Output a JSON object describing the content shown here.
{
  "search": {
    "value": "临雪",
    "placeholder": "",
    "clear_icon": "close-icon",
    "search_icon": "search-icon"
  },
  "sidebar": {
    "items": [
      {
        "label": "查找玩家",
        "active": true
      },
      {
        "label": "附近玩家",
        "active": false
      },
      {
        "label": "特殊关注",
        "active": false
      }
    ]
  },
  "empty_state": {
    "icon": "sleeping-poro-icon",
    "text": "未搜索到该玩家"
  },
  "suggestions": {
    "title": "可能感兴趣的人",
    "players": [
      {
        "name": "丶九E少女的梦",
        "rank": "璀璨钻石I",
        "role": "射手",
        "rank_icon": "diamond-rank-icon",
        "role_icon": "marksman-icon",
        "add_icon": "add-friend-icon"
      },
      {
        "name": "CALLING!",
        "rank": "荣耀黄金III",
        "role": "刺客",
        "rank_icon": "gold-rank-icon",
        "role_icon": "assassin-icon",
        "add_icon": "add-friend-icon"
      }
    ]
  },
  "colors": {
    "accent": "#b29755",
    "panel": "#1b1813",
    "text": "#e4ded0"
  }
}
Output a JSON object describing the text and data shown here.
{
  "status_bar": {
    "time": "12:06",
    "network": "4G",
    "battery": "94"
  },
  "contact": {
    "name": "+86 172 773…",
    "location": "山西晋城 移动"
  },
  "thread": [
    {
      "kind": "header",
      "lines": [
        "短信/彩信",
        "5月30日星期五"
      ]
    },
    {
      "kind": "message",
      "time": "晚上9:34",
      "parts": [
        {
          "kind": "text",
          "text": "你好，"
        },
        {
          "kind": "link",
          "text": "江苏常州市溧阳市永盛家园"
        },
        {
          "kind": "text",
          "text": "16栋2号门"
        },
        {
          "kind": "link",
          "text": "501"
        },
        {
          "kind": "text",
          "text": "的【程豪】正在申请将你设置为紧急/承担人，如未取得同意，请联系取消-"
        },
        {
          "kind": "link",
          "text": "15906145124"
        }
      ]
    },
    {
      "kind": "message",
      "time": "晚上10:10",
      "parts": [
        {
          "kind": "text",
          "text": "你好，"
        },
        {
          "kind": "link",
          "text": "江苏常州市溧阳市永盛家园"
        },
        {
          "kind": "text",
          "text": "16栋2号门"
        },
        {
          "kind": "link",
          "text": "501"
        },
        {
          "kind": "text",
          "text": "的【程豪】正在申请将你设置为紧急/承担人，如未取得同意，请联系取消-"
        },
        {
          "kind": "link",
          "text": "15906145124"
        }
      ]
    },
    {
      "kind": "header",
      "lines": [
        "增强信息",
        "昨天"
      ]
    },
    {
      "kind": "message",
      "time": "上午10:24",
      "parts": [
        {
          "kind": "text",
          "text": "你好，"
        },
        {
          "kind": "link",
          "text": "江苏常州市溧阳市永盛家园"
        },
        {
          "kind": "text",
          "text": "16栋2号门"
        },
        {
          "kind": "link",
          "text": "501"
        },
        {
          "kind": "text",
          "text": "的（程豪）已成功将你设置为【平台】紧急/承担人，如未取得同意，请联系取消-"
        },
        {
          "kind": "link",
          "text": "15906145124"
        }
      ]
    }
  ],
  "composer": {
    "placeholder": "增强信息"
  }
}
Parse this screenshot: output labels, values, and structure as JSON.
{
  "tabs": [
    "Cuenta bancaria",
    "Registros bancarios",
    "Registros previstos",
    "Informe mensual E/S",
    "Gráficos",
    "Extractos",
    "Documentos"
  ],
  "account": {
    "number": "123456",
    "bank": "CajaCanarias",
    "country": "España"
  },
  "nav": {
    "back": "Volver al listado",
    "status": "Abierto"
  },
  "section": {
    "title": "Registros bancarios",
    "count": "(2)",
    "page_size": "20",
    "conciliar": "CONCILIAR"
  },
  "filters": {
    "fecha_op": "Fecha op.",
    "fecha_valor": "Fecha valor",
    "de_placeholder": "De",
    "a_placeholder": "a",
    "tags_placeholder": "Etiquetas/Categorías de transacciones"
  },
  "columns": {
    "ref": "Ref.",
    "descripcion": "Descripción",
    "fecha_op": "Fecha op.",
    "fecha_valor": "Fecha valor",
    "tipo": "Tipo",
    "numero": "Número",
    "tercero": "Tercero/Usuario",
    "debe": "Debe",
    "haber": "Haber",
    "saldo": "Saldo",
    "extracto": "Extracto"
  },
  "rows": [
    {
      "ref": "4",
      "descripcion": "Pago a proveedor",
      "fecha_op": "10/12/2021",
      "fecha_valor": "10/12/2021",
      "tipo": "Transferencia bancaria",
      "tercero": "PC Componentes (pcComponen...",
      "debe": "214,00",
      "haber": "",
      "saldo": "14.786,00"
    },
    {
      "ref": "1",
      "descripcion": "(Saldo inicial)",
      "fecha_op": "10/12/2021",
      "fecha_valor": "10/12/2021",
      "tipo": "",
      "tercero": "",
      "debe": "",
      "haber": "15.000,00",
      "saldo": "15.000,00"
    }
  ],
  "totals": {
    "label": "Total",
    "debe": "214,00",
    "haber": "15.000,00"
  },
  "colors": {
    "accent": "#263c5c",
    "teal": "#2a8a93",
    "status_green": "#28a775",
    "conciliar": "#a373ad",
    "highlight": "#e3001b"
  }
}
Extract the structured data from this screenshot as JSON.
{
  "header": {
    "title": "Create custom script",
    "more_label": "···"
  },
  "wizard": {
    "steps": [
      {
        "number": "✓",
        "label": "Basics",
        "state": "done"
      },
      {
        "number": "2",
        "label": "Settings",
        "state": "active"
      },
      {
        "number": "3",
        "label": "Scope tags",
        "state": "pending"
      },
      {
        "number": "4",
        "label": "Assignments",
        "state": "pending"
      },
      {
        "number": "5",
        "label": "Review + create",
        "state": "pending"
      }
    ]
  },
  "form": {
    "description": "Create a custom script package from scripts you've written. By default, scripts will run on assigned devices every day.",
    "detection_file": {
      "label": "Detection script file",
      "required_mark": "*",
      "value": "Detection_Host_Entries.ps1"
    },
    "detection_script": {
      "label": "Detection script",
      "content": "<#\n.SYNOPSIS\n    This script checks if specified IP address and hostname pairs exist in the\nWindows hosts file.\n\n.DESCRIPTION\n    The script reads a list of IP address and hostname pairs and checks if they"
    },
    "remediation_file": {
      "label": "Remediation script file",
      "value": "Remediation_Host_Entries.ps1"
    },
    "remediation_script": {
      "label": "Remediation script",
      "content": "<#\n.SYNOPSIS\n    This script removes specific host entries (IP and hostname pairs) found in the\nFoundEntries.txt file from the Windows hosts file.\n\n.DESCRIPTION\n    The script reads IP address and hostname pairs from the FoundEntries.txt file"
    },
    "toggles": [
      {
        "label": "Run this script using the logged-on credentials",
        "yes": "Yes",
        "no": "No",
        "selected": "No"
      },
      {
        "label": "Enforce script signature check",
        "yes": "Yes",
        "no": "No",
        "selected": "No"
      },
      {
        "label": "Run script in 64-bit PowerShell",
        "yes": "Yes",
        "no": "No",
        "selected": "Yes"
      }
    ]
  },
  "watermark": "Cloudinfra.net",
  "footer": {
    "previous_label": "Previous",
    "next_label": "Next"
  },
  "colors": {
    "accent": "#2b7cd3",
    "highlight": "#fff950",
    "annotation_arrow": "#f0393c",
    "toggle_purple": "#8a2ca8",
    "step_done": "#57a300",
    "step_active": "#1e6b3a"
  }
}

• • •

**WHAT YOU SHOULD DO:**
Copy every record exactly as presented.

**ANSWER FOR THE TASK:**
Output a JSON object describing the content shown here.
{
  "search": {
    "value": "临雪",
    "placeholder": "",
    "clear_icon": "close-icon",
    "search_icon": "search-icon"
  },
  "sidebar": {
    "items": [
      {
        "label": "查找玩家",
        "active": true
      },
      {
        "label": "附近玩家",
        "active": false
      },
      {
        "label": "特殊关注",
        "active": false
      }
    ]
  },
  "empty_state": {
    "icon": "sleeping-poro-icon",
    "text": "未搜索到该玩家"
  },
  "suggestions": {
    "title": "可能感兴趣的人",
    "players": [
      {
        "name": "丶九E少女的梦",
        "rank": "璀璨钻石I",
        "role": "射手",
        "rank_icon": "diamond-rank-icon",
        "role_icon": "marksman-icon",
        "add_icon": "add-friend-icon"
      },
      {
        "name": "CALLING!",
        "rank": "荣耀黄金III",
        "role": "刺客",
        "rank_icon": "gold-rank-icon",
        "role_icon": "assassin-icon",
        "add_icon": "add-friend-icon"
      }
    ]
  },
  "colors": {
    "accent": "#b29755",
    "panel": "#1b1813",
    "text": "#e4ded0"
  }
}
Output a JSON object describing the text and data shown here.
{
  "status_bar": {
    "time": "12:06",
    "network": "4G",
    "battery": "94"
  },
  "contact": {
    "name": "+86 172 773…",
    "location": "山西晋城 移动"
  },
  "thread": [
    {
      "kind": "header",
      "lines": [
        "短信/彩信",
        "5月30日星期五"
      ]
    },
    {
      "kind": "message",
      "time": "晚上9:34",
      "parts": [
        {
          "kind": "text",
          "text": "你好，"
        },
        {
          "kind": "link",
          "text": "江苏常州市溧阳市永盛家园"
        },
        {
          "kind": "text",
          "text": "16栋2号门"
        },
        {
          "kind": "link",
          "text": "501"
        },
        {
          "kind": "text",
          "text": "的【程豪】正在申请将你设置为紧急/承担人，如未取得同意，请联系取消-"
        },
        {
          "kind": "link",
          "text": "15906145124"
        }
      ]
    },
    {
      "kind": "message",
      "time": "晚上10:10",
      "parts": [
        {
          "kind": "text",
          "text": "你好，"
        },
        {
          "kind": "link",
          "text": "江苏常州市溧阳市永盛家园"
        },
        {
          "kind": "text",
          "text": "16栋2号门"
        },
        {
          "kind": "link",
          "text": "501"
        },
        {
          "kind": "text",
          "text": "的【程豪】正在申请将你设置为紧急/承担人，如未取得同意，请联系取消-"
        },
        {
          "kind": "link",
          "text": "15906145124"
        }
      ]
    },
    {
      "kind": "header",
      "lines": [
        "增强信息",
        "昨天"
      ]
    },
    {
      "kind": "message",
      "time": "上午10:24",
      "parts": [
        {
          "kind": "text",
          "text": "你好，"
        },
        {
          "kind": "link",
          "text": "江苏常州市溧阳市永盛家园"
        },
        {
          "kind": "text",
          "text": "16栋2号门"
        },
        {
          "kind": "link",
          "text": "501"
        },
        {
          "kind": "text",
          "text": "的（程豪）已成功将你设置为【平台】紧急/承担人，如未取得同意，请联系取消-"
        },
        {
          "kind": "link",
          "text": "15906145124"
        }
      ]
    }
  ],
  "composer": {
    "placeholder": "增强信息"
  }
}
Parse this screenshot: output labels, values, and structure as JSON.
{
  "tabs": [
    "Cuenta bancaria",
    "Registros bancarios",
    "Registros previstos",
    "Informe mensual E/S",
    "Gráficos",
    "Extractos",
    "Documentos"
  ],
  "account": {
    "number": "123456",
    "bank": "CajaCanarias",
    "country": "España"
  },
  "nav": {
    "back": "Volver al listado",
    "status": "Abierto"
  },
  "section": {
    "title": "Registros bancarios",
    "count": "(2)",
    "page_size": "20",
    "conciliar": "CONCILIAR"
  },
  "filters": {
    "fecha_op": "Fecha op.",
    "fecha_valor": "Fecha valor",
    "de_placeholder": "De",
    "a_placeholder": "a",
    "tags_placeholder": "Etiquetas/Categorías de transacciones"
  },
  "columns": {
    "ref": "Ref.",
    "descripcion": "Descripción",
    "fecha_op": "Fecha op.",
    "fecha_valor": "Fecha valor",
    "tipo": "Tipo",
    "numero": "Número",
    "tercero": "Tercero/Usuario",
    "debe": "Debe",
    "haber": "Haber",
    "saldo": "Saldo",
    "extracto": "Extracto"
  },
  "rows": [
    {
      "ref": "4",
      "descripcion": "Pago a proveedor",
      "fecha_op": "10/12/2021",
      "fecha_valor": "10/12/2021",
      "tipo": "Transferencia bancaria",
      "tercero": "PC Componentes (pcComponen...",
      "debe": "214,00",
      "haber": "",
      "saldo": "14.786,00"
    },
    {
      "ref": "1",
      "descripcion": "(Saldo inicial)",
      "fecha_op": "10/12/2021",
      "fecha_valor": "10/12/2021",
      "tipo": "",
      "tercero": "",
      "debe": "",
      "haber": "15.000,00",
      "saldo": "15.000,00"
    }
  ],
  "totals": {
    "label": "Total",
    "debe": "214,00",
    "haber": "15.000,00"
  },
  "colors": {
    "accent": "#263c5c",
    "teal": "#2a8a93",
    "status_green": "#28a775",
    "conciliar": "#a373ad",
    "highlight": "#e3001b"
  }
}
Extract the structured data from this screenshot as JSON.
{
  "header": {
    "title": "Create custom script",
    "more_label": "···"
  },
  "wizard": {
    "steps": [
      {
        "number": "✓",
        "label": "Basics",
        "state": "done"
      },
      {
        "number": "2",
        "label": "Settings",
        "state": "active"
      },
      {
        "number": "3",
        "label": "Scope tags",
        "state": "pending"
      },
      {
        "number": "4",
        "label": "Assignments",
        "state": "pending"
      },
      {
        "number": "5",
        "label": "Review + create",
        "state": "pending"
      }
    ]
  },
  "form": {
    "description": "Create a custom script package from scripts you've written. By default, scripts will run on assigned devices every day.",
    "detection_file": {
      "label": "Detection script file",
      "required_mark": "*",
      "value": "Detection_Host_Entries.ps1"
    },
    "detection_script": {
      "label": "Detection script",
      "content": "<#\n.SYNOPSIS\n    This script checks if specified IP address and hostname pairs exist in the\nWindows hosts file.\n\n.DESCRIPTION\n    The script reads a list of IP address and hostname pairs and checks if they"
    },
    "remediation_file": {
      "label": "Remediation script file",
      "value": "Remediation_Host_Entries.ps1"
    },
    "remediation_script": {
      "label": "Remediation script",
      "content": "<#\n.SYNOPSIS\n    This script removes specific host entries (IP and hostname pairs) found in the\nFoundEntries.txt file from the Windows hosts file.\n\n.DESCRIPTION\n    The script reads IP address and hostname pairs from the FoundEntries.txt file"
    },
    "toggles": [
      {
        "label": "Run this script using the logged-on credentials",
        "yes": "Yes",
        "no": "No",
        "selected": "No"
      },
      {
        "label": "Enforce script signature check",
        "yes": "Yes",
        "no": "No",
        "selected": "No"
      },
      {
        "label": "Run script in 64-bit PowerShell",
        "yes": "Yes",
        "no": "No",
        "selected": "Yes"
      }
    ]
  },
  "watermark": "Cloudinfra.net",
  "footer": {
    "previous_label": "Previous",
    "next_label": "Next"
  },
  "colors": {
    "accent": "#2b7cd3",
    "highlight": "#fff950",
    "annotation_arrow": "#f0393c",
    "toggle_purple": "#8a2ca8",
    "step_done": "#57a300",
    "step_active": "#1e6b3a"
  }
}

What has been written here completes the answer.